# WHAT IS NEEDED
Without skipping anything, write out each record below exactly.

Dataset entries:
# # #
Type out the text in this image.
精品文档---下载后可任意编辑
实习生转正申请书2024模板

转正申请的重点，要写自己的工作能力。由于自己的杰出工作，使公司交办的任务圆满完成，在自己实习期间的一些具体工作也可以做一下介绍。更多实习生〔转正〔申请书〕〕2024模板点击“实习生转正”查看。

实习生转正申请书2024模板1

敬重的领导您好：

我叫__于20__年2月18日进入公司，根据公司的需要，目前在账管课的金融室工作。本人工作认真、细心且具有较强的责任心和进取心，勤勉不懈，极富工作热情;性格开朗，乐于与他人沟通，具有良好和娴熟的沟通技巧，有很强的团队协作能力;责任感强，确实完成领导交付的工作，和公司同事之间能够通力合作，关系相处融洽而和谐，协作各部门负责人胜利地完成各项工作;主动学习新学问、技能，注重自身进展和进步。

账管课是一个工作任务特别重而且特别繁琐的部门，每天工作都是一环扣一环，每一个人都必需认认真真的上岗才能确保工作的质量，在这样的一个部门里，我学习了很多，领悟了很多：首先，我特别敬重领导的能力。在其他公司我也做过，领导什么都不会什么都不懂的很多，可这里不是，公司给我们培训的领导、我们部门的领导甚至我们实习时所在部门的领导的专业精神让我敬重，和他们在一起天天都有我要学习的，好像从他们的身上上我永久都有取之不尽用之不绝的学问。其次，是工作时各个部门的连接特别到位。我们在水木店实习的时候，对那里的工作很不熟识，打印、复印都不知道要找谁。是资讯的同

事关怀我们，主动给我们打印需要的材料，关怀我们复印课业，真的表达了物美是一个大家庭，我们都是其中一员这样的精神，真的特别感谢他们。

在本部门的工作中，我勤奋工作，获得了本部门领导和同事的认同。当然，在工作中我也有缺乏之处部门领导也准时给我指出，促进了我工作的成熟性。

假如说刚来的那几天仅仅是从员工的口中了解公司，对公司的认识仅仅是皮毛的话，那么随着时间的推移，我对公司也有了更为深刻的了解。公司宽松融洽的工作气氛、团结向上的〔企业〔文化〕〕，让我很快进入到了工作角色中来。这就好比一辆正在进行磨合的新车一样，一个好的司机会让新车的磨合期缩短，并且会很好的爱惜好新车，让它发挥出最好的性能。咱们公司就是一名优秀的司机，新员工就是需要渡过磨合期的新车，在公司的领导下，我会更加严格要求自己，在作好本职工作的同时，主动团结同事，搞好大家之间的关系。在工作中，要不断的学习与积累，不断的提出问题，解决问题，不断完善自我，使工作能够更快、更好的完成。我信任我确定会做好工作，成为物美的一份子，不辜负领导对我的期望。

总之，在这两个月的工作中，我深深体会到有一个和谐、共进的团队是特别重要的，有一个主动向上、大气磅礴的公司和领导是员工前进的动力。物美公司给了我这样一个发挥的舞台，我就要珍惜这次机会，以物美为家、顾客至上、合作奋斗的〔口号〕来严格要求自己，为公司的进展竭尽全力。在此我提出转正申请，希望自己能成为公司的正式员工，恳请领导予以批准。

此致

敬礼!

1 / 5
# # #
# ANSWER
Type out the text in this image.
精品文档---下载后可任意编辑
实习生转正申请书2024模板

转正申请的重点，要写自己的工作能力。由于自己的杰出工作，使公司交办的任务圆满完成，在自己实习期间的一些具体工作也可以做一下介绍。更多实习生〔转正〔申请书〕〕2024模板点击“实习生转正”查看。

实习生转正申请书2024模板1

敬重的领导您好：

我叫__于20__年2月18日进入公司，根据公司的需要，目前在账管课的金融室工作。本人工作认真、细心且具有较强的责任心和进取心，勤勉不懈，极富工作热情;性格开朗，乐于与他人沟通，具有良好和娴熟的沟通技巧，有很强的团队协作能力;责任感强，确实完成领导交付的工作，和公司同事之间能够通力合作，关系相处融洽而和谐，协作各部门负责人胜利地完成各项工作;主动学习新学问、技能，注重自身进展和进步。

账管课是一个工作任务特别重而且特别繁琐的部门，每天工作都是一环扣一环，每一个人都必需认认真真的上岗才能确保工作的质量，在这样的一个部门里，我学习了很多，领悟了很多：首先，我特别敬重领导的能力。在其他公司我也做过，领导什么都不会什么都不懂的很多，可这里不是，公司给我们培训的领导、我们部门的领导甚至我们实习时所在部门的领导的专业精神让我敬重，和他们在一起天天都有我要学习的，好像从他们的身上上我永久都有取之不尽用之不绝的学问。其次，是工作时各个部门的连接特别到位。我们在水木店实习的时候，对那里的工作很不熟识，打印、复印都不知道要找谁。是资讯的同

事关怀我们，主动给我们打印需要的材料，关怀我们复印课业，真的表达了物美是一个大家庭，我们都是其中一员这样的精神，真的特别感谢他们。

在本部门的工作中，我勤奋工作，获得了本部门领导和同事的认同。当然，在工作中我也有缺乏之处部门领导也准时给我指出，促进了我工作的成熟性。

假如说刚来的那几天仅仅是从员工的口中了解公司，对公司的认识仅仅是皮毛的话，那么随着时间的推移，我对公司也有了更为深刻的了解。公司宽松融洽的工作气氛、团结向上的〔企业〔文化〕〕，让我很快进入到了工作角色中来。这就好比一辆正在进行磨合的新车一样，一个好的司机会让新车的磨合期缩短，并且会很好的爱惜好新车，让它发挥出最好的性能。咱们公司就是一名优秀的司机，新员工就是需要渡过磨合期的新车，在公司的领导下，我会更加严格要求自己，在作好本职工作的同时，主动团结同事，搞好大家之间的关系。在工作中，要不断的学习与积累，不断的提出问题，解决问题，不断完善自我，使工作能够更快、更好的完成。我信任我确定会做好工作，成为物美的一份子，不辜负领导对我的期望。

总之，在这两个月的工作中，我深深体会到有一个和谐、共进的团队是特别重要的，有一个主动向上、大气磅礴的公司和领导是员工前进的动力。物美公司给了我这样一个发挥的舞台，我就要珍惜这次机会，以物美为家、顾客至上、合作奋斗的〔口号〕来严格要求自己，为公司的进展竭尽全力。在此我提出转正申请，希望自己能成为公司的正式员工，恳请领导予以批准。

此致

敬礼!

1 / 5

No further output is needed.